(Data records)
======

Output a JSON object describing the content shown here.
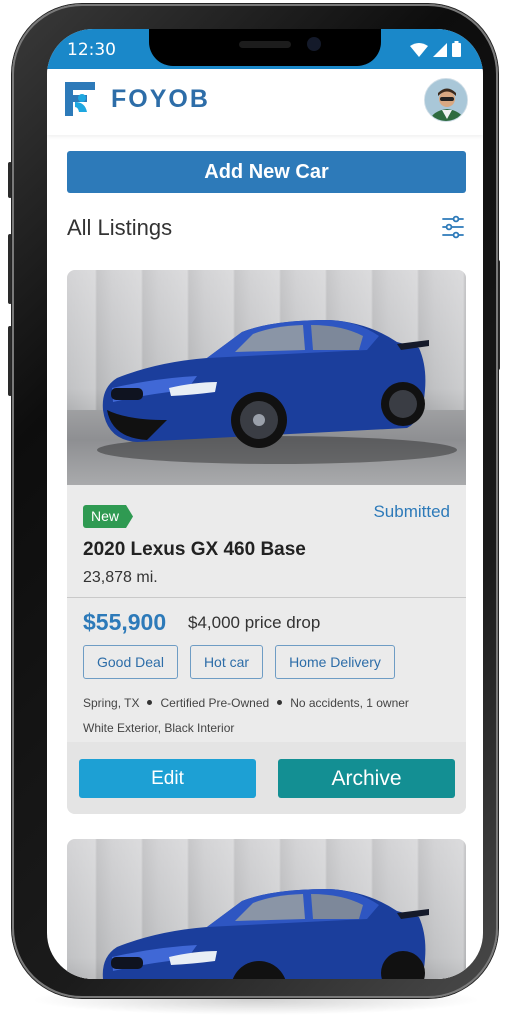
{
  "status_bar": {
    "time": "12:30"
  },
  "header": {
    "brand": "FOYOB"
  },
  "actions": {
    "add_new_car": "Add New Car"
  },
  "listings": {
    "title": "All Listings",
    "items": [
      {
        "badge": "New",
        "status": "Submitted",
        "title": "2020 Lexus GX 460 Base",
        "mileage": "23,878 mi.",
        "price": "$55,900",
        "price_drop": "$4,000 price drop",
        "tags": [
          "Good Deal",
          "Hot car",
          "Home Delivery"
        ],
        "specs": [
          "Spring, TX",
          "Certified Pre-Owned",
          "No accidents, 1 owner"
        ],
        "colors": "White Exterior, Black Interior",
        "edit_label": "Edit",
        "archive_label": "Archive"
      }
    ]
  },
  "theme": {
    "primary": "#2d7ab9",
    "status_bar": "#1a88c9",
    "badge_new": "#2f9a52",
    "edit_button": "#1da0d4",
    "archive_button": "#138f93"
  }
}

======

=== TASK BRIEF ===
Retype the listing exactly. Pictures do not belong in the copy.

=== RESPONSE ===
Output a JSON object describing the content shown here.
{
  "status_bar": {
    "time": "12:30"
  },
  "header": {
    "brand": "FOYOB"
  },
  "actions": {
    "add_new_car": "Add New Car"
  },
  "listings": {
    "title": "All Listings",
    "items": [
      {
        "badge": "New",
        "status": "Submitted",
        "title": "2020 Lexus GX 460 Base",
        "mileage": "23,878 mi.",
        "price": "$55,900",
        "price_drop": "$4,000 price drop",
        "tags": [
          "Good Deal",
          "Hot car",
          "Home Delivery"
        ],
        "specs": [
          "Spring, TX",
          "Certified Pre-Owned",
          "No accidents, 1 owner"
        ],
        "colors": "White Exterior, Black Interior",
        "edit_label": "Edit",
        "archive_label": "Archive"
      }
    ]
  },
  "theme": {
    "primary": "#2d7ab9",
    "status_bar": "#1a88c9",
    "badge_new": "#2f9a52",
    "edit_button": "#1da0d4",
    "archive_button": "#138f93"
  }
}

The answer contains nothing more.